Instructions to follow | Collect all lines from the listing that include the string "pesados".

Given data |
★ ★ ★ ★

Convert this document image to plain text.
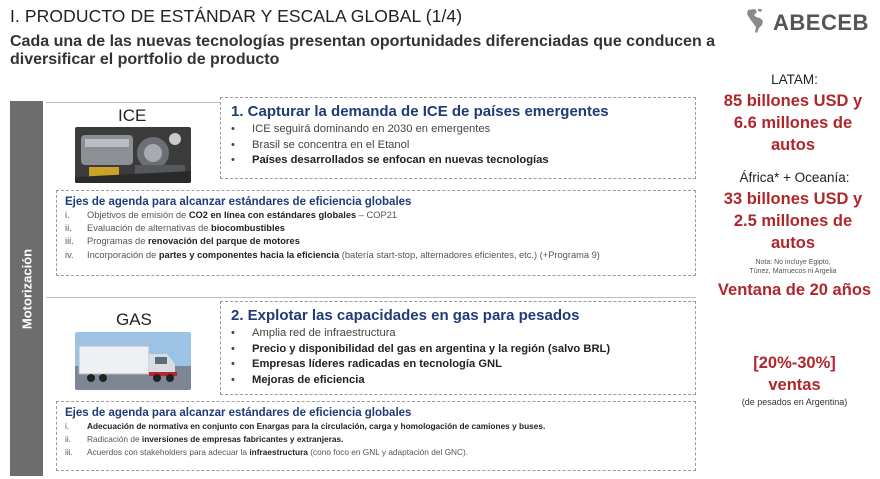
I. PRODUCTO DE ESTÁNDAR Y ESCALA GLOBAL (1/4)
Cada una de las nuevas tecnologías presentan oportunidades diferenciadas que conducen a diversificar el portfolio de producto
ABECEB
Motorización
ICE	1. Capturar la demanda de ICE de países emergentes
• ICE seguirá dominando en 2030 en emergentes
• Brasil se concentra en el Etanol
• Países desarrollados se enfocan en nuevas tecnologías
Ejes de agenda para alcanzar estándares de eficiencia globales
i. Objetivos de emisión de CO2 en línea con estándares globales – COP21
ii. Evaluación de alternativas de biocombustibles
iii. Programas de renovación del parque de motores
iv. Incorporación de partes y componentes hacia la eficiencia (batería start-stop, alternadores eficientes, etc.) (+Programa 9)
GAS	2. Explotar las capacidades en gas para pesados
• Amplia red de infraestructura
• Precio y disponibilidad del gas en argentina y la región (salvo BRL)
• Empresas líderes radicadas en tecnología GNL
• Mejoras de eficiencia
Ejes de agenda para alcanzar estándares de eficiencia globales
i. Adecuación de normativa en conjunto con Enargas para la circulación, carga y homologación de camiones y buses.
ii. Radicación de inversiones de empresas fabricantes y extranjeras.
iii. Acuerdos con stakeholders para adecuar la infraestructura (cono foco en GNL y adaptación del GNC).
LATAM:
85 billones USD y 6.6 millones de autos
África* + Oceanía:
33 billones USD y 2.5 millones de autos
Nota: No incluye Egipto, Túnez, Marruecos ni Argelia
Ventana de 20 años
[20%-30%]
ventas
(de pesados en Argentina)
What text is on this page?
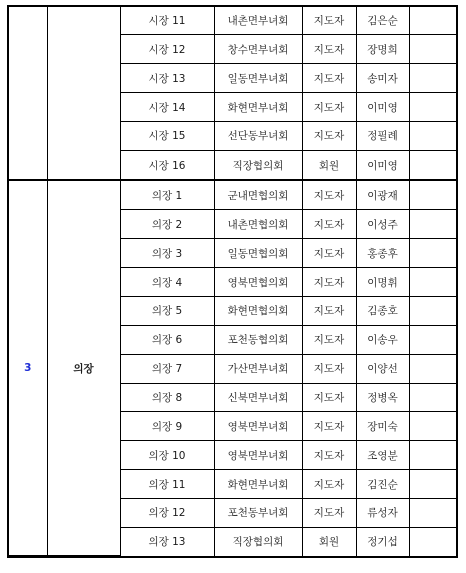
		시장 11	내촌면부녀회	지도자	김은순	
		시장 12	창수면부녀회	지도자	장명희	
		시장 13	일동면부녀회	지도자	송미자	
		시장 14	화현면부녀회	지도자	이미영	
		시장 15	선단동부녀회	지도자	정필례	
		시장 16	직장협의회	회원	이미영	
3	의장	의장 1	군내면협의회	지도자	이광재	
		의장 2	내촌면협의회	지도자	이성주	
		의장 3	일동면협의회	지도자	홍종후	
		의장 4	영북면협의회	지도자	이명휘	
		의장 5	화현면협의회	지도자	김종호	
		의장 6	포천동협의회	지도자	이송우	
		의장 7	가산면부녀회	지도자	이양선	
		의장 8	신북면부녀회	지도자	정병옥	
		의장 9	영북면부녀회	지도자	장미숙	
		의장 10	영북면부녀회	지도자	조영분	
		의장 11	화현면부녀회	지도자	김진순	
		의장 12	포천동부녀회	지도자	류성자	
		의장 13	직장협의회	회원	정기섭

★ ★ ★ ★

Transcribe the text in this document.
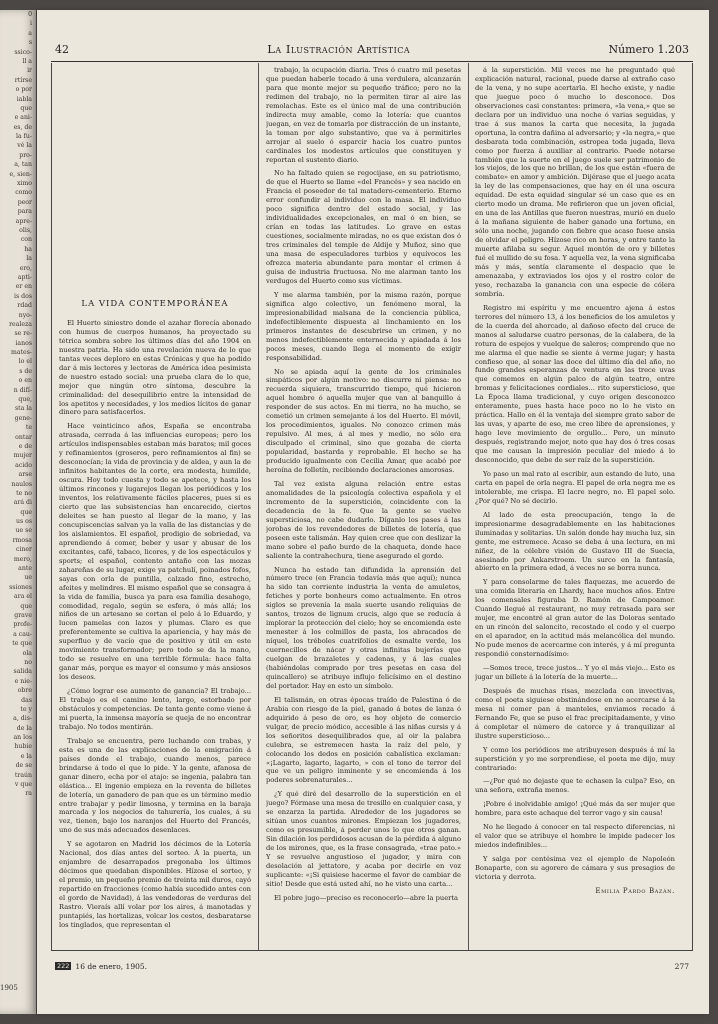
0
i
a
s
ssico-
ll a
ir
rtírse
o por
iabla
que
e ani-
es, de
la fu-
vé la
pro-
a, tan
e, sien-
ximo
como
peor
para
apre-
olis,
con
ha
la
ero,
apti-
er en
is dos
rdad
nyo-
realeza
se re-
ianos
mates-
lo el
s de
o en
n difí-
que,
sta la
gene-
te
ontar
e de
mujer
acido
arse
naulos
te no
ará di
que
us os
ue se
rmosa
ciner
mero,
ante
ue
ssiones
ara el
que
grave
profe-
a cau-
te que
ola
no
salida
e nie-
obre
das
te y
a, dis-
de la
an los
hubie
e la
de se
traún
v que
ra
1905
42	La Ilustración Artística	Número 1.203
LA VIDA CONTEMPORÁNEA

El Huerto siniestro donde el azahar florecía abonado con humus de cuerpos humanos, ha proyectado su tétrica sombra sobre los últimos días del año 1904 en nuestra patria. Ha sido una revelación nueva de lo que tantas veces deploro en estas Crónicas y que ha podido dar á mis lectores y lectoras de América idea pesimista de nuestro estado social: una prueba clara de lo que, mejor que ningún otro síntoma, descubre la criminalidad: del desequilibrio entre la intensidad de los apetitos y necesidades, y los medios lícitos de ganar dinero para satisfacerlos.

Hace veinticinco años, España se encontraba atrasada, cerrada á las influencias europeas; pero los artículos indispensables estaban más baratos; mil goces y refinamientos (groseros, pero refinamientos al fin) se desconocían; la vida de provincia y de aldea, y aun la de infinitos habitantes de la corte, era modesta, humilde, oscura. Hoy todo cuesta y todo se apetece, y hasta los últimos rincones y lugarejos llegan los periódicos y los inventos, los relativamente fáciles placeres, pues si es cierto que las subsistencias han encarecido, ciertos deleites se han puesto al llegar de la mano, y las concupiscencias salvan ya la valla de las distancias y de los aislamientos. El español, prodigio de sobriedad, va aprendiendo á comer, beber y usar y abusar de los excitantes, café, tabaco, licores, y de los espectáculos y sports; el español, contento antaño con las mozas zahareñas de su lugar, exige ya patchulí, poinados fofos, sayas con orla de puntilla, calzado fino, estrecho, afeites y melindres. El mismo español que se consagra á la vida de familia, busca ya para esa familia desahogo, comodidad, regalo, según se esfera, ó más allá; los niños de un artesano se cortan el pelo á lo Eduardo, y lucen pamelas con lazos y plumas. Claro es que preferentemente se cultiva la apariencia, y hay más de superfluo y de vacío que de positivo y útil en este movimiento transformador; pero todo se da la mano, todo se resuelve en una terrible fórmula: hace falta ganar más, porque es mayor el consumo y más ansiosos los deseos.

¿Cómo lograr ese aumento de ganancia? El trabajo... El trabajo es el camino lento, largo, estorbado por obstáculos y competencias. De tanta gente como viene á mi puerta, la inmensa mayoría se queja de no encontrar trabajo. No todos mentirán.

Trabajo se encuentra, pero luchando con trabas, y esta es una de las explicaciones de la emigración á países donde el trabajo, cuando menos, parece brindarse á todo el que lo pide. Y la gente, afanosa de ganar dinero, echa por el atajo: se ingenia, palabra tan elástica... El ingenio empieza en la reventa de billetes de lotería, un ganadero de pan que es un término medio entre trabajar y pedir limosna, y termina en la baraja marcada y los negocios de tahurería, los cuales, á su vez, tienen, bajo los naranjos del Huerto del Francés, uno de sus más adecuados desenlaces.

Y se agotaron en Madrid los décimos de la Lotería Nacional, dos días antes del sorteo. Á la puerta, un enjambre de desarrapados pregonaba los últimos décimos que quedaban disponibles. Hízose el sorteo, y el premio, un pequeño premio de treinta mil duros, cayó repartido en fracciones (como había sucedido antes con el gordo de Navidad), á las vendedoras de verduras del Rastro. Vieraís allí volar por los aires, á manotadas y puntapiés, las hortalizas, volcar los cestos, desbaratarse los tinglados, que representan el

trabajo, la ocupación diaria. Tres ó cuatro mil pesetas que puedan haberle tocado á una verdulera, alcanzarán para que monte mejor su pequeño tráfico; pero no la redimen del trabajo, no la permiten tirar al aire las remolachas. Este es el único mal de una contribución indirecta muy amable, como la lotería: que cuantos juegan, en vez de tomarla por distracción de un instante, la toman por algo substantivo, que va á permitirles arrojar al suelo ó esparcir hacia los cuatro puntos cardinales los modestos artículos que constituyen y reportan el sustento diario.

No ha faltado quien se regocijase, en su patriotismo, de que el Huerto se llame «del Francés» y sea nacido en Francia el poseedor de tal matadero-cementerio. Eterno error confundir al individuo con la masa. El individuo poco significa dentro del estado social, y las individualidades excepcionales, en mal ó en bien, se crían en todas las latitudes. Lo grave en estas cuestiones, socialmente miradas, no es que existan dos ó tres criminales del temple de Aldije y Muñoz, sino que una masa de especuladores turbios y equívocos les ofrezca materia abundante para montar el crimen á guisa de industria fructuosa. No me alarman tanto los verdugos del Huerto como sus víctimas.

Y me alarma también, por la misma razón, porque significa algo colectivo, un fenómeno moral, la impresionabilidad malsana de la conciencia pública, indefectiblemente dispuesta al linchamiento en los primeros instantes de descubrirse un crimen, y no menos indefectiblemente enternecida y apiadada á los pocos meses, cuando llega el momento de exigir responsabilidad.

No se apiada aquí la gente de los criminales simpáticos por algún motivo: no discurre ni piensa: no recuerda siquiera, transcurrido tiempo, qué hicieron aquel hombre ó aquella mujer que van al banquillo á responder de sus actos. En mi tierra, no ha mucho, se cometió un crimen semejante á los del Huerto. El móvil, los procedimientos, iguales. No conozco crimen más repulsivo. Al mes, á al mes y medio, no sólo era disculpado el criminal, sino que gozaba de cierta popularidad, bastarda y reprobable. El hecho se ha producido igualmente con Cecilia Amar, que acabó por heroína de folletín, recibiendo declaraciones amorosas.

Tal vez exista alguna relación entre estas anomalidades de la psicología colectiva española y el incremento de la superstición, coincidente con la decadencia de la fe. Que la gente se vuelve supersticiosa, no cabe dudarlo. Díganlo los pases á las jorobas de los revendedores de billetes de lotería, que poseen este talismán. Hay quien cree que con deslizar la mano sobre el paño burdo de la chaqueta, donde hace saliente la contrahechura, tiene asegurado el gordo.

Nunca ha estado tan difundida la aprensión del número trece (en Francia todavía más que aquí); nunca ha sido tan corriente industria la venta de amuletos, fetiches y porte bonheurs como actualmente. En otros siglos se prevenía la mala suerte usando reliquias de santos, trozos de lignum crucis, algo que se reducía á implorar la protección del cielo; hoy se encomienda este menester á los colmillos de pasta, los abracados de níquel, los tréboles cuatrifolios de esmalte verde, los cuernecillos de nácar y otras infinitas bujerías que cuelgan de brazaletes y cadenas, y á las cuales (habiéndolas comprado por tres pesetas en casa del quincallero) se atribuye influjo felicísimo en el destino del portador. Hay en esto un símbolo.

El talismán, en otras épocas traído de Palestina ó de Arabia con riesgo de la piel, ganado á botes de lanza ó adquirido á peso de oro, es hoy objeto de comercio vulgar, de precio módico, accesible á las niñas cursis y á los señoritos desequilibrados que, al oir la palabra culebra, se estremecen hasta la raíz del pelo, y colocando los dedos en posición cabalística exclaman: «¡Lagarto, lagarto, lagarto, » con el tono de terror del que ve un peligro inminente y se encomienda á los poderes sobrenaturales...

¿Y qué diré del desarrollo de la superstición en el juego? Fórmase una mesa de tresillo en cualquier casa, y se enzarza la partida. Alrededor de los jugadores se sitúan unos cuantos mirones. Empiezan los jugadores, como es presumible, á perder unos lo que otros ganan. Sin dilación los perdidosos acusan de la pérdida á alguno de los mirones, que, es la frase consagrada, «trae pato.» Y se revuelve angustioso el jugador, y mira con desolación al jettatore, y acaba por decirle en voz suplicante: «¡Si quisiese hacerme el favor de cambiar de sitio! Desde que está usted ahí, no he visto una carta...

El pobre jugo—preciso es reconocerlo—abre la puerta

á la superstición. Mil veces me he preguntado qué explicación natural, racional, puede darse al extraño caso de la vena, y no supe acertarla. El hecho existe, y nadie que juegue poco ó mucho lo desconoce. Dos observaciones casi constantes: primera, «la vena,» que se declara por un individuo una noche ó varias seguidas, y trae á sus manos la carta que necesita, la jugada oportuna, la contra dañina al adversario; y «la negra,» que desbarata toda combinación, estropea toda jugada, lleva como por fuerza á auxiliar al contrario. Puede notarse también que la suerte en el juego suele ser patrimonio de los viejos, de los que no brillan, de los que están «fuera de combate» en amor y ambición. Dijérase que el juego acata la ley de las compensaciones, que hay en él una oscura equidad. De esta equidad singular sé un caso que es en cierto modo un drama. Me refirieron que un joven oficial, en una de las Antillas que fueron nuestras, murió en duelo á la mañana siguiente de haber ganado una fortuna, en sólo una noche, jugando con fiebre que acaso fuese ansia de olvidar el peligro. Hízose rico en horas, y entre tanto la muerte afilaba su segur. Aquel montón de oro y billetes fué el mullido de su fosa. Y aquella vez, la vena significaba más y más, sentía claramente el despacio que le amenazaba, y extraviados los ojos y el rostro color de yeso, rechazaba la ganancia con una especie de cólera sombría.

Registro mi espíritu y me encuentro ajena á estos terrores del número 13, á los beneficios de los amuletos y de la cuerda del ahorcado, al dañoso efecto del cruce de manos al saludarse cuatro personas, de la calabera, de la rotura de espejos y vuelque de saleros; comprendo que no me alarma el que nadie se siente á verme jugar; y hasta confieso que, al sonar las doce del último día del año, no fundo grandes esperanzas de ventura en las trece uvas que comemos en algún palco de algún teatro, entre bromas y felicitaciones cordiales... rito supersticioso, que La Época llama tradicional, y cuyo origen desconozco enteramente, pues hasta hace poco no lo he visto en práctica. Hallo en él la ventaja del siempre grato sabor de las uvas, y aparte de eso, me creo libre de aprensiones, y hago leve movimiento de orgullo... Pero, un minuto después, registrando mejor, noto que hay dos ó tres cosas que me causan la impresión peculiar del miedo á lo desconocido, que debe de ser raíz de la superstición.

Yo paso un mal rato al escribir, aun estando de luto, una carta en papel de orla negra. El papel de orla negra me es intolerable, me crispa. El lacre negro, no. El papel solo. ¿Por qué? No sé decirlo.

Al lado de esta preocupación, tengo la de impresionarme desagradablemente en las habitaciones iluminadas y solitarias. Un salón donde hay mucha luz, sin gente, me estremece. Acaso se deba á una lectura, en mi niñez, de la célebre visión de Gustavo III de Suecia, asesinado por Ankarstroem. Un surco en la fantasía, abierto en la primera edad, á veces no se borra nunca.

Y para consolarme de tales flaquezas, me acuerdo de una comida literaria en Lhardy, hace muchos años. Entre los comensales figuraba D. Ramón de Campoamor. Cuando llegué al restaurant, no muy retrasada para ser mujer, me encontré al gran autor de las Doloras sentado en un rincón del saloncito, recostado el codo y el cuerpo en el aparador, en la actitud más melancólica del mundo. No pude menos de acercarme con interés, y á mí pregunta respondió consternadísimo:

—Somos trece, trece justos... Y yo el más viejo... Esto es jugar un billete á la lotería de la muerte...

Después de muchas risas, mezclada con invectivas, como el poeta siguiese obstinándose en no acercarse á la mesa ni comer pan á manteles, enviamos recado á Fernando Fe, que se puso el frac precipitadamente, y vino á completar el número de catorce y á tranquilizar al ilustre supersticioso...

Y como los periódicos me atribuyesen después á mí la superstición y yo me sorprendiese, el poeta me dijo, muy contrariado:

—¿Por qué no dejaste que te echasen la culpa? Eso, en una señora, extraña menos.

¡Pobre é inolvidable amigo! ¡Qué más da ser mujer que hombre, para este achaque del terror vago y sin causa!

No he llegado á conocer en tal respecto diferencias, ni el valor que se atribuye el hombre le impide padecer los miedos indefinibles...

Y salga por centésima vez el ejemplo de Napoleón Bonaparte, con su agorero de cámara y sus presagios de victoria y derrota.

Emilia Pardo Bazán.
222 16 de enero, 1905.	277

★ ★ ★ ★

The output |
GAS	2. Explotar las capacidades en gas para pesados
(de pesados en Argentina)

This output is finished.